▽

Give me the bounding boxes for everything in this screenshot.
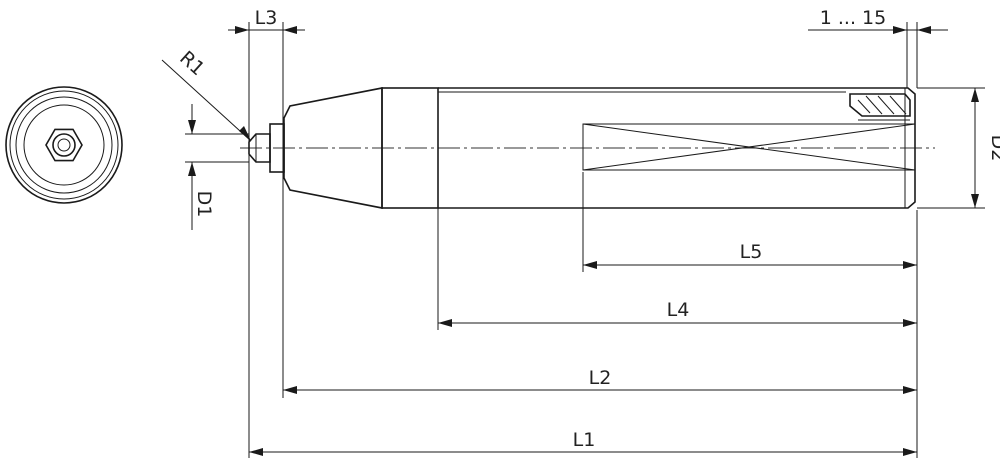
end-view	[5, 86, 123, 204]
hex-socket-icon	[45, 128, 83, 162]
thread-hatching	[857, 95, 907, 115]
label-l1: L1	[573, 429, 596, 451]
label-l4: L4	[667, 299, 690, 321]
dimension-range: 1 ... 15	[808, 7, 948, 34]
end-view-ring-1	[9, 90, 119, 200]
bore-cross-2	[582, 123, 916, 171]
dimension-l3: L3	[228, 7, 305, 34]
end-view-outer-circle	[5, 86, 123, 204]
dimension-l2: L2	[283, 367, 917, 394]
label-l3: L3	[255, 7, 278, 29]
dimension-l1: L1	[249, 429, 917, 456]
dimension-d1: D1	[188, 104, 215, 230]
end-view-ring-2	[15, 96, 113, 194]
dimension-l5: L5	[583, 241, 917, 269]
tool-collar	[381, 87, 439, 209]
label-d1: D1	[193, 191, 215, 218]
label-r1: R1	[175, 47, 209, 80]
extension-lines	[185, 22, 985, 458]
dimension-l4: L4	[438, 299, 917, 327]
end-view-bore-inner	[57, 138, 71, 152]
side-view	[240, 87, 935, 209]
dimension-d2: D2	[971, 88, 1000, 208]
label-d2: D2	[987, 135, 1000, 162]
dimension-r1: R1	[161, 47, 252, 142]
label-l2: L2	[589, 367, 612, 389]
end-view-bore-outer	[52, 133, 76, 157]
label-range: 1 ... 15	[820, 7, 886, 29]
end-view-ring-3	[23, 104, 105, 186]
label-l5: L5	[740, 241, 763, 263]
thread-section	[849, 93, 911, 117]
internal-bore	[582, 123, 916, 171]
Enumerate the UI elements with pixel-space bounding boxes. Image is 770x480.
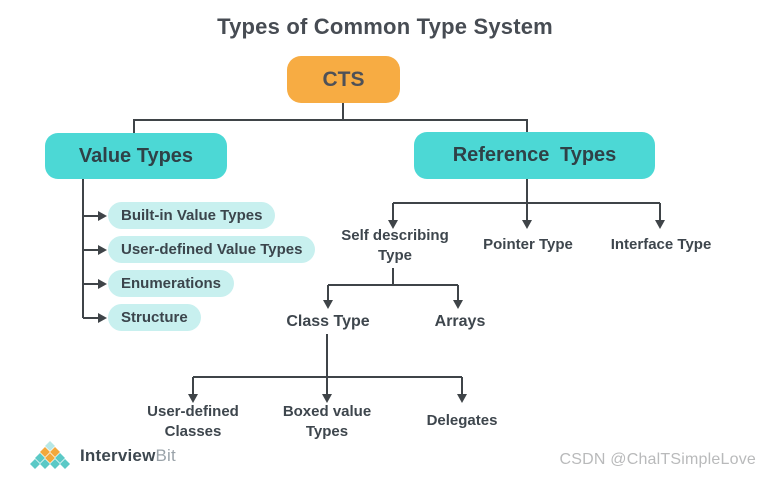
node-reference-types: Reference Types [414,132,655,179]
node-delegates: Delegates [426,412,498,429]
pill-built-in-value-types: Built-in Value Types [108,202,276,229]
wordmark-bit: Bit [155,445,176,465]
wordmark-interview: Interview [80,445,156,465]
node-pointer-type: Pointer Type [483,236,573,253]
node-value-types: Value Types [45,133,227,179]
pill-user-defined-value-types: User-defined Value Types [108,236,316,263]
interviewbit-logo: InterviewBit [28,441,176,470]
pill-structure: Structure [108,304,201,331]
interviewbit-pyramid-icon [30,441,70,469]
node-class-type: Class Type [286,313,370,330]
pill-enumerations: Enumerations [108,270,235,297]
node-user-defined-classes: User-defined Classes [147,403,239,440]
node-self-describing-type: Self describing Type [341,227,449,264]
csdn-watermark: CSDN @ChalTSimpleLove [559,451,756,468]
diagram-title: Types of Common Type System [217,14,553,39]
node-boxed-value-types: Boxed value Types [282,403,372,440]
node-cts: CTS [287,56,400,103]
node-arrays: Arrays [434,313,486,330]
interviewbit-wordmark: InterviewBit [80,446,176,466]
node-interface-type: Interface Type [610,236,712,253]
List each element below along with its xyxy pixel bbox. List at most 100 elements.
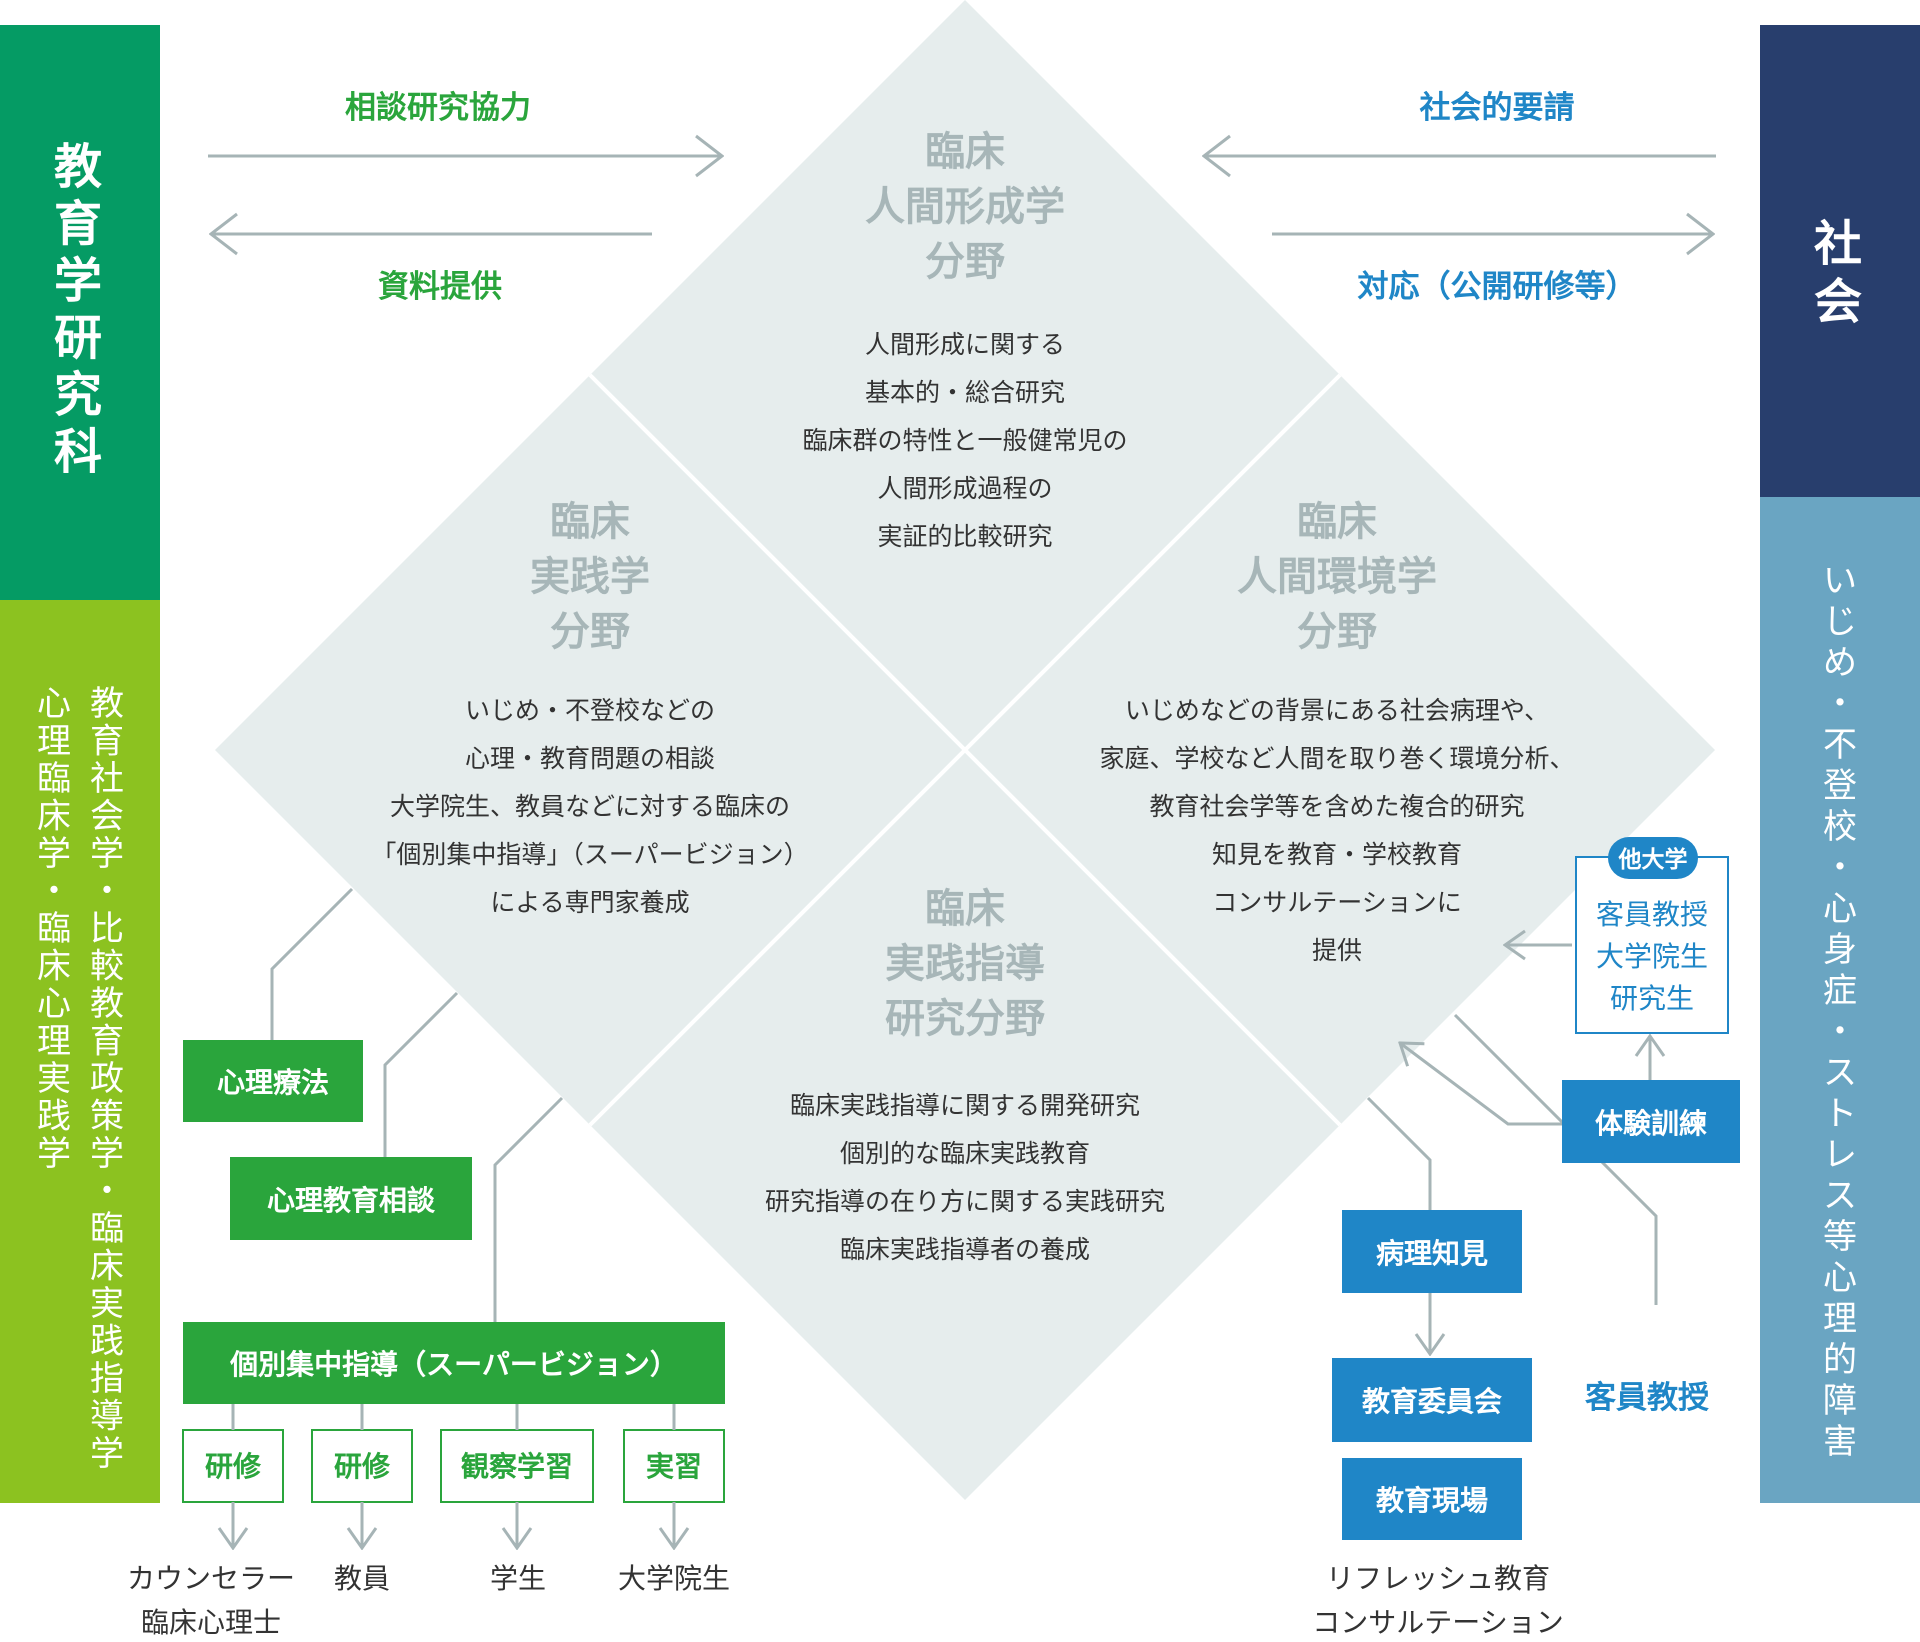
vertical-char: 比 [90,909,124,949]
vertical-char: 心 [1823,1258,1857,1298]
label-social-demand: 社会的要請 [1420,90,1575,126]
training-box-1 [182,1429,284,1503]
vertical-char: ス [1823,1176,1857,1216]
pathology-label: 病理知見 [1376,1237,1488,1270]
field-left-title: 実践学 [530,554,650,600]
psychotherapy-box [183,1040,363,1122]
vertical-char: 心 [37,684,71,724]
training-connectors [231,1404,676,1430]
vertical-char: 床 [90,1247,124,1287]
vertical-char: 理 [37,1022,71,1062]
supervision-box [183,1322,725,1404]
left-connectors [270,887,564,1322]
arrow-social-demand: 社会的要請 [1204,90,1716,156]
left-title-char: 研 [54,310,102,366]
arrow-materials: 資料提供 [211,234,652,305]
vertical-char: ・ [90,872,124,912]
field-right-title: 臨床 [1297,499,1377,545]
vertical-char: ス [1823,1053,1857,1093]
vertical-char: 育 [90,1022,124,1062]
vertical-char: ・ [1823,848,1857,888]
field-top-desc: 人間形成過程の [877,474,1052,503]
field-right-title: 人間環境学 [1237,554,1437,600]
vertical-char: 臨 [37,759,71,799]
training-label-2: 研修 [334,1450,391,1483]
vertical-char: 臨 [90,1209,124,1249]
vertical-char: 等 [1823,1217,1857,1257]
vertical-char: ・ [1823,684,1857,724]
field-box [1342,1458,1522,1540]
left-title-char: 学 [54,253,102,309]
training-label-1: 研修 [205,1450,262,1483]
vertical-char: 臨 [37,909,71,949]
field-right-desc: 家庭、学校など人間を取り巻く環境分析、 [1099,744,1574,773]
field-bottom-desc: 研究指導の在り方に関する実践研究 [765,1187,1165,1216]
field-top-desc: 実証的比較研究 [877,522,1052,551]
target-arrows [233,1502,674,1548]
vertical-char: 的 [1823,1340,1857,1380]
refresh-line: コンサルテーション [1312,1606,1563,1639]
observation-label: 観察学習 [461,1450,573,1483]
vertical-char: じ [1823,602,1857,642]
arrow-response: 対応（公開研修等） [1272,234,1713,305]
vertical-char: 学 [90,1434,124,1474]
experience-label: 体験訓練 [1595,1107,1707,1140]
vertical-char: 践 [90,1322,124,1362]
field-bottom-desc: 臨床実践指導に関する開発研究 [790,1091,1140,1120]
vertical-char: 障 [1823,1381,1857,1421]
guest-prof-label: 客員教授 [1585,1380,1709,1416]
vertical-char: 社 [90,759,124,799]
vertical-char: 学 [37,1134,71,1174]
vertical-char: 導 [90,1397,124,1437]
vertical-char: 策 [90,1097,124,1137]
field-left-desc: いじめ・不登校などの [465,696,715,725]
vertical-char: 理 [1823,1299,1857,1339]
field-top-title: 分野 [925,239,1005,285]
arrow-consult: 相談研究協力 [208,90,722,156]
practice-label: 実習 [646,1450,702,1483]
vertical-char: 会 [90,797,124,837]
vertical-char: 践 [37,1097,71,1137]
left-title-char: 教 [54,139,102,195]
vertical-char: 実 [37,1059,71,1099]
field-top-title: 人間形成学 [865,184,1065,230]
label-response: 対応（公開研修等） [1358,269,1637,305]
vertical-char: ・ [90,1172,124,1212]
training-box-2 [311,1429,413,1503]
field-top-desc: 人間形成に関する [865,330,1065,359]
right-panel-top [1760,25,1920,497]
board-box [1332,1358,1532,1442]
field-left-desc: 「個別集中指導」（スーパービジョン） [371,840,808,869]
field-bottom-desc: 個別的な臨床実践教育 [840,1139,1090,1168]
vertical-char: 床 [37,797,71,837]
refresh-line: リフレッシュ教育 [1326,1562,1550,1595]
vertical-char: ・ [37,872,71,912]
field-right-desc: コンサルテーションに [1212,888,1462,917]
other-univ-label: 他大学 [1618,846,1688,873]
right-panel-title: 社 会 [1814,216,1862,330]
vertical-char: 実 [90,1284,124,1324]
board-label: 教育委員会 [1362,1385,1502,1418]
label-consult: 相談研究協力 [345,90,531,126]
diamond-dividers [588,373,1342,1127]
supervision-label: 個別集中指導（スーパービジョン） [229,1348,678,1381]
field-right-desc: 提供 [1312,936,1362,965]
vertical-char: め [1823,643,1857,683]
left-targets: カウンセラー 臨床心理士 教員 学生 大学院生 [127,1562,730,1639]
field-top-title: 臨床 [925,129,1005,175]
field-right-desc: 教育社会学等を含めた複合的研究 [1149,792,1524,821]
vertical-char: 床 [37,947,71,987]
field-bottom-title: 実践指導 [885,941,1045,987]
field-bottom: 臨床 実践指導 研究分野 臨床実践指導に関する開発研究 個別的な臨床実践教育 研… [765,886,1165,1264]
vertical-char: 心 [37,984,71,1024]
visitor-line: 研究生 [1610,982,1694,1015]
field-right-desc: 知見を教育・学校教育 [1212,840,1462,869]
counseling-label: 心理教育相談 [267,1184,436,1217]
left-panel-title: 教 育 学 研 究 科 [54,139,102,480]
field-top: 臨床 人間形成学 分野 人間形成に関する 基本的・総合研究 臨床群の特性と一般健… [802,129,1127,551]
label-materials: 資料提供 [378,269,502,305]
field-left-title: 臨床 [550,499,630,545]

△

▸ **Your objective**
Repeat the records from the line with "node-reference-types: Reference Types" to the line with "wordmark-interview: Interview [80,445,156,465]", both included, exactly as they appear.

▸ **Task answer**
node-reference-types: Reference Types [414,132,655,179]
node-delegates: Delegates [426,412,498,429]
pill-built-in-value-types: Built-in Value Types [108,202,276,229]
wordmark-bit: Bit [155,445,176,465]
wordmark-interview: Interview [80,445,156,465]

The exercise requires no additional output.